[Start EXERCISE MATERIAL]

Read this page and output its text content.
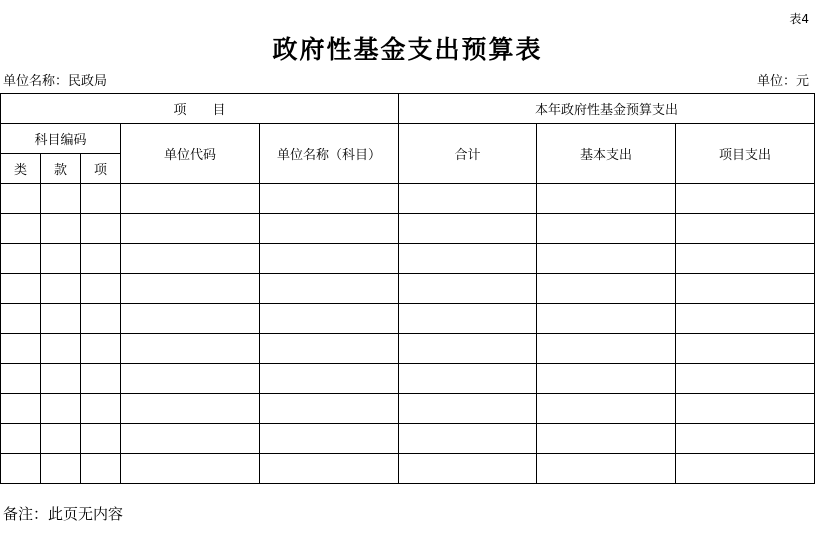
表4
政府性基金支出预算表
单位名称：民政局	单位：元
项　　目					本年政府性基金预算支出		
科目编码			单位代码	单位名称（科目）	合计	基本支出	项目支出
类	款	项					

备注：此页无内容
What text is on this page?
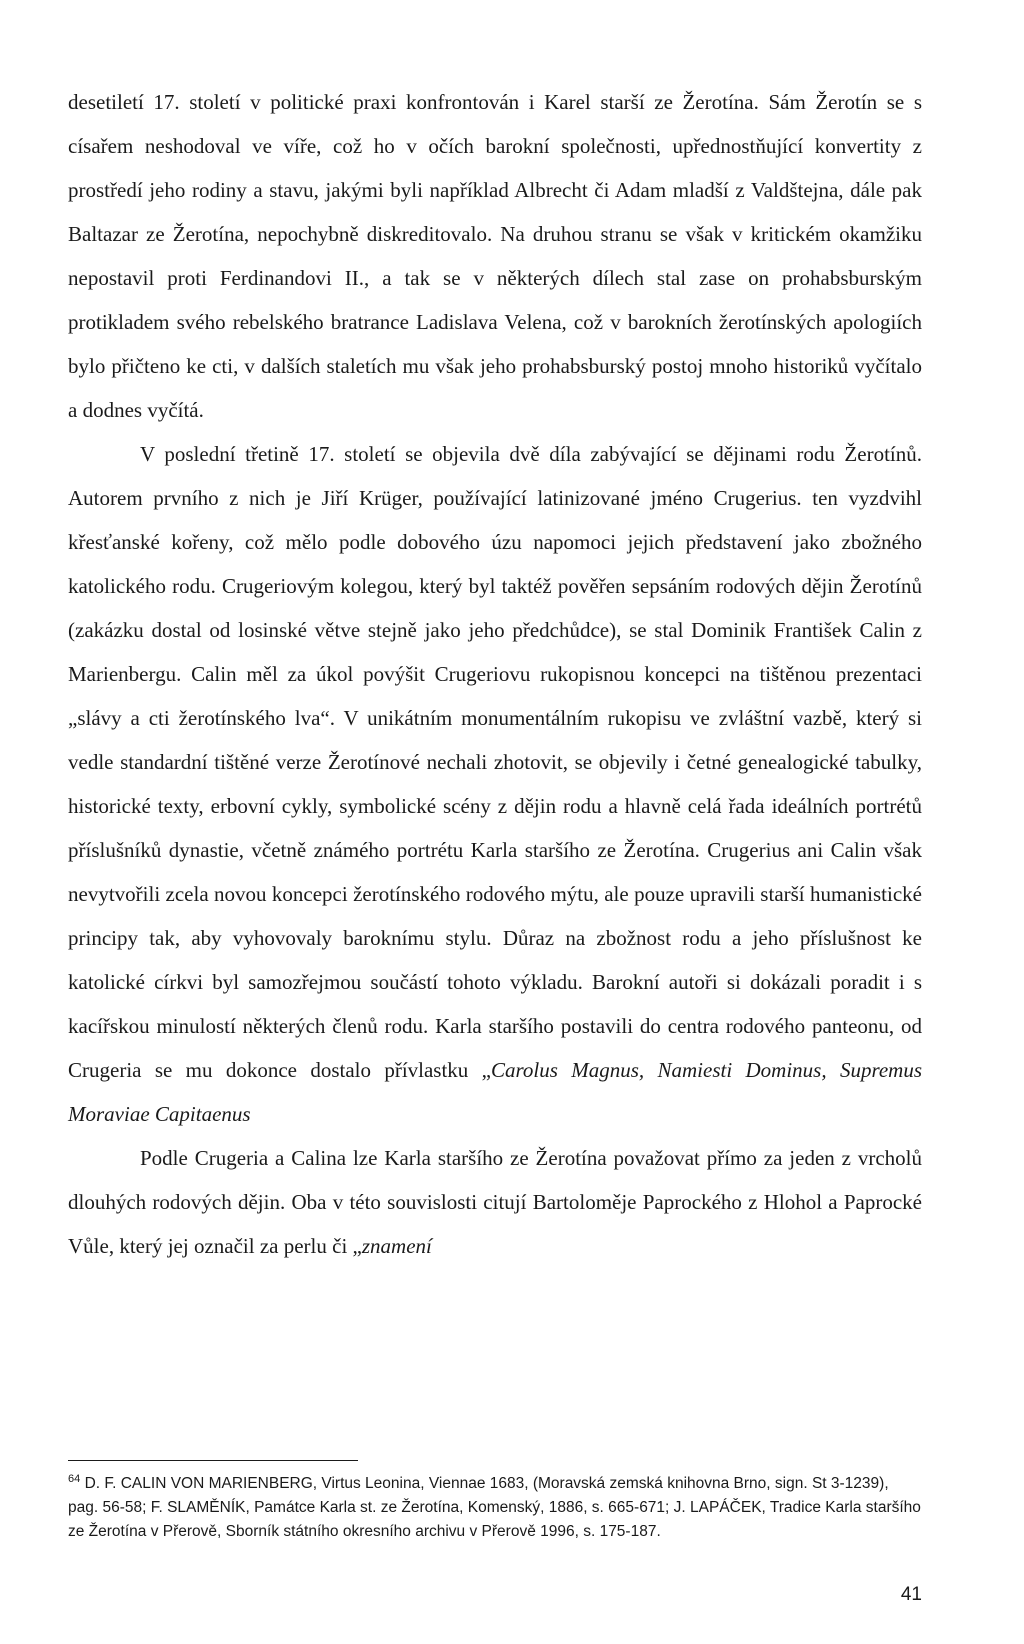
desetiletí 17. století v politické praxi konfrontován i Karel starší ze Žerotína. Sám Žerotín se s císařem neshodoval ve víře, což ho v očích barokní společnosti, upřednostňující konvertity z prostředí jeho rodiny a stavu, jakými byli například Albrecht či Adam mladší z Valdštejna, dále pak Baltazar ze Žerotína, nepochybně diskreditovalo. Na druhou stranu se však v kritickém okamžiku nepostavil proti Ferdinandovi II., a tak se v některých dílech stal zase on prohabsburským protikladem svého rebelského bratrance Ladislava Velena, což v barokních žerotínských apologiích bylo přičteno ke cti, v dalších staletích mu však jeho prohabsburský postoj mnoho historiků vyčítalo a dodnes vyčítá.

V poslední třetině 17. století se objevila dvě díla zabývající se dějinami rodu Žerotínů. Autorem prvního z nich je Jiří Krüger, používající latinizované jméno Crugerius. ten vyzdvihl křesťanské kořeny, což mělo podle dobového úzu napomoci jejich představení jako zbožného katolického rodu. Crugeriovým kolegou, který byl taktéž pověřen sepsáním rodových dějin Žerotínů (zakázku dostal od losinské větve stejně jako jeho předchůdce), se stal Dominik František Calin z Marienbergu. Calin měl za úkol povýšit Crugeriovu rukopisnou koncepci na tištěnou prezentaci „slávy a cti žerotínského lva“. V unikátním monumentálním rukopisu ve zvláštní vazbě, který si vedle standardní tištěné verze Žerotínové nechali zhotovit, se objevily i četné genealogické tabulky, historické texty, erbovní cykly, symbolické scény z dějin rodu a hlavně celá řada ideálních portrétů příslušníků dynastie, včetně známého portrétu Karla staršího ze Žerotína. Crugerius ani Calin však nevytvořili zcela novou koncepci žerotínského rodového mýtu, ale pouze upravili starší humanistické principy tak, aby vyhovovaly baroknímu stylu. Důraz na zbožnost rodu a jeho příslušnost ke katolické církvi byl samozřejmou součástí tohoto výkladu. Barokní autoři si dokázali poradit i s kacířskou minulostí některých členů rodu. Karla staršího postavili do centra rodového panteonu, od Crugeria se mu dokonce dostalo přívlastku „Carolus Magnus, Namiesti Dominus, Supremus Moraviae Capitaenus

Podle Crugeria a Calina lze Karla staršího ze Žerotína považovat přímo za jeden z vrcholů dlouhých rodových dějin. Oba v této souvislosti citují Bartoloměje Paprockého z Hlohol a Paprocké Vůle, který jej označil za perlu či „znamení

$^{64}$ D. F. CALIN VON MARIENBERG, Virtus Leonina, Viennae 1683, (Moravská zemská knihovna Brno, sign. St 3-1239), pag. 56-58; F. SLAMĚNÍK, Památce Karla st. ze Žerotína, Komenský, 1886, s. 665-671; J. LAPÁČEK, Tradice Karla staršího ze Žerotína v Přerově, Sborník státního okresního archivu v Přerově 1996, s. 175-187.
41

[End EXERCISE MATERIAL]

(DIRECTIVE)
Collect the lines of the data that carry the word "this".

(WRITTEN SOLUTION)
Read this page and output its text content.
What text is on this page?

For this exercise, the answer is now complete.